Stored records
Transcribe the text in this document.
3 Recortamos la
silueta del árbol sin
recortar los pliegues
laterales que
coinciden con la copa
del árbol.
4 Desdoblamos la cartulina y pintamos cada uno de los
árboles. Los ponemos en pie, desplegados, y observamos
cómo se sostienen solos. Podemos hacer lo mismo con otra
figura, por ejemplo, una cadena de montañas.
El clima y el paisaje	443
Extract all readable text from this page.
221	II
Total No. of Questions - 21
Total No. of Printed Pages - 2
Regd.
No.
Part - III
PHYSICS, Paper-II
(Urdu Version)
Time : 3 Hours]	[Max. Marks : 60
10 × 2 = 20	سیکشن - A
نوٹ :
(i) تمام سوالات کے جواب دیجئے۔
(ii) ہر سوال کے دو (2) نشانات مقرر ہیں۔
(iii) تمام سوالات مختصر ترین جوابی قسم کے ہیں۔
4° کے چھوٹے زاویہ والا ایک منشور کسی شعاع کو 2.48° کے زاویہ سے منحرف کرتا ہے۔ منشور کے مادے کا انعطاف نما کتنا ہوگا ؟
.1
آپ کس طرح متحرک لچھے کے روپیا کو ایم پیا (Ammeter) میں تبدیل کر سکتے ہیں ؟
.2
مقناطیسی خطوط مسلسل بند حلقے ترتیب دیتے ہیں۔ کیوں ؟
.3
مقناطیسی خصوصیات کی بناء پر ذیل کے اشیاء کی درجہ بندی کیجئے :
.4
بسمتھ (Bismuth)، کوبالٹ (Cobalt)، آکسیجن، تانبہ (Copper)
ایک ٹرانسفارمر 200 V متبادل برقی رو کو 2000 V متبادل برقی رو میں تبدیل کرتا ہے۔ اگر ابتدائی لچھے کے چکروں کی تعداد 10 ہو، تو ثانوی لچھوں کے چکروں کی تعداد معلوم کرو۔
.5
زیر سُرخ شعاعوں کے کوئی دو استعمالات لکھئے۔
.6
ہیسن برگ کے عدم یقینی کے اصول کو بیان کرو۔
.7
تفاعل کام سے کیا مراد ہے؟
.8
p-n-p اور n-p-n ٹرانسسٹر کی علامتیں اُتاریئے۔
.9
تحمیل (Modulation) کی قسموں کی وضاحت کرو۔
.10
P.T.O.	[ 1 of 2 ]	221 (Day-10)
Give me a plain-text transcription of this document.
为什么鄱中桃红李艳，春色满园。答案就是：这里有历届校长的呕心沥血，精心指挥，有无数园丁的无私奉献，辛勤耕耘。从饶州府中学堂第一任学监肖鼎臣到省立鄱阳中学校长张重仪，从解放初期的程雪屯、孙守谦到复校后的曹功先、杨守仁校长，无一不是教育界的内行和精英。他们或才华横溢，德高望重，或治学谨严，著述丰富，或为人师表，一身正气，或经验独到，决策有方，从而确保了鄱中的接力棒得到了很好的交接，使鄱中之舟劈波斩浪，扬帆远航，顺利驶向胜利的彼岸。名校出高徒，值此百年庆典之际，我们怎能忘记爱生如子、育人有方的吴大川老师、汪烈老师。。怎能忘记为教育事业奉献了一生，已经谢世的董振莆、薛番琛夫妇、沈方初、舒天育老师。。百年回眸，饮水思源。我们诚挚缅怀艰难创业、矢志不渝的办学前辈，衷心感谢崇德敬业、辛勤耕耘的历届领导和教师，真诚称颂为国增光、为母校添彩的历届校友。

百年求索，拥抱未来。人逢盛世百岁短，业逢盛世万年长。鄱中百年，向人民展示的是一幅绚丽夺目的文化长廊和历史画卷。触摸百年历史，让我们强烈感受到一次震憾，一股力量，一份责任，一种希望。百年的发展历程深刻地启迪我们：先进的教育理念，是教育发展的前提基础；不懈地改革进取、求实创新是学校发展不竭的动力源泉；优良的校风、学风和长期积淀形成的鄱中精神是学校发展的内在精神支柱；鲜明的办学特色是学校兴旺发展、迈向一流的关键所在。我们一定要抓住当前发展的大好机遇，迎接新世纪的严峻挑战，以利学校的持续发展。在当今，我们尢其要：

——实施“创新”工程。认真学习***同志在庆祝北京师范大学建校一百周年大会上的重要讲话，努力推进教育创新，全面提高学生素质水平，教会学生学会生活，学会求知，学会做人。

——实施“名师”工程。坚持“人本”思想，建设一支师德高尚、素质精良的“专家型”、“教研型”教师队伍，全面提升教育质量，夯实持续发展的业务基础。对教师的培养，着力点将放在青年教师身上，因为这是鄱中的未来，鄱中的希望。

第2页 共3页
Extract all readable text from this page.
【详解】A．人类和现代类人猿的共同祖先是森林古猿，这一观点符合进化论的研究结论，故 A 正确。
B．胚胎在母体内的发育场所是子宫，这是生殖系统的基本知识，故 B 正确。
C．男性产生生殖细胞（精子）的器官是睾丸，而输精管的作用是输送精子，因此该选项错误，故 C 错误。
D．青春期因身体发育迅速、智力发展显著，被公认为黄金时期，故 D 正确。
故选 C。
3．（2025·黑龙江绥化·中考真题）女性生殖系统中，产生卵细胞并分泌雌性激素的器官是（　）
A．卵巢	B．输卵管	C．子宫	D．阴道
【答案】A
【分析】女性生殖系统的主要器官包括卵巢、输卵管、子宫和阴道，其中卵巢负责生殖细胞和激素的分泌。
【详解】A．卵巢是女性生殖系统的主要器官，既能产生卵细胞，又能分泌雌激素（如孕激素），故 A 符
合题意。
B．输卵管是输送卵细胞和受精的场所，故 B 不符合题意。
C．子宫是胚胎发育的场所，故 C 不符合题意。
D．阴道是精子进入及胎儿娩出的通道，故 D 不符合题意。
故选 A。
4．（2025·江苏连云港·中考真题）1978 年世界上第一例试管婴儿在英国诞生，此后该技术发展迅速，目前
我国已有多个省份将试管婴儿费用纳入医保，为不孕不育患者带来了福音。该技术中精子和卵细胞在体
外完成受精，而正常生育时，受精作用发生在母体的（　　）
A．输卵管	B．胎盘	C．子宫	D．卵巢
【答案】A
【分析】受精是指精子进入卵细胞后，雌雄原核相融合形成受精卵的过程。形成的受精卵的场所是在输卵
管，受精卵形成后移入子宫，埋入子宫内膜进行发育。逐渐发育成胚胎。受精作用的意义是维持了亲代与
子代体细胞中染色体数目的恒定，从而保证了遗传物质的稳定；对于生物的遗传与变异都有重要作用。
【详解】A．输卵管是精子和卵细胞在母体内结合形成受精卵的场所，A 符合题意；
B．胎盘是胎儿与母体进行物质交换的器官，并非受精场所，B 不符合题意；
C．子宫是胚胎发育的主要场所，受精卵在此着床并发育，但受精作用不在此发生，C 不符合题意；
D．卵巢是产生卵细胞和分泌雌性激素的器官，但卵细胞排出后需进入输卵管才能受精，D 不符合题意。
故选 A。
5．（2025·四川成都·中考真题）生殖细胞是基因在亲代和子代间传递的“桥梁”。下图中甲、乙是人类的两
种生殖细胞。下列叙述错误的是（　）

> _Your instructions_
Across all the entries, count the lines that contain the word "text" and give the number by itself.

> _Solution to the exercise_
4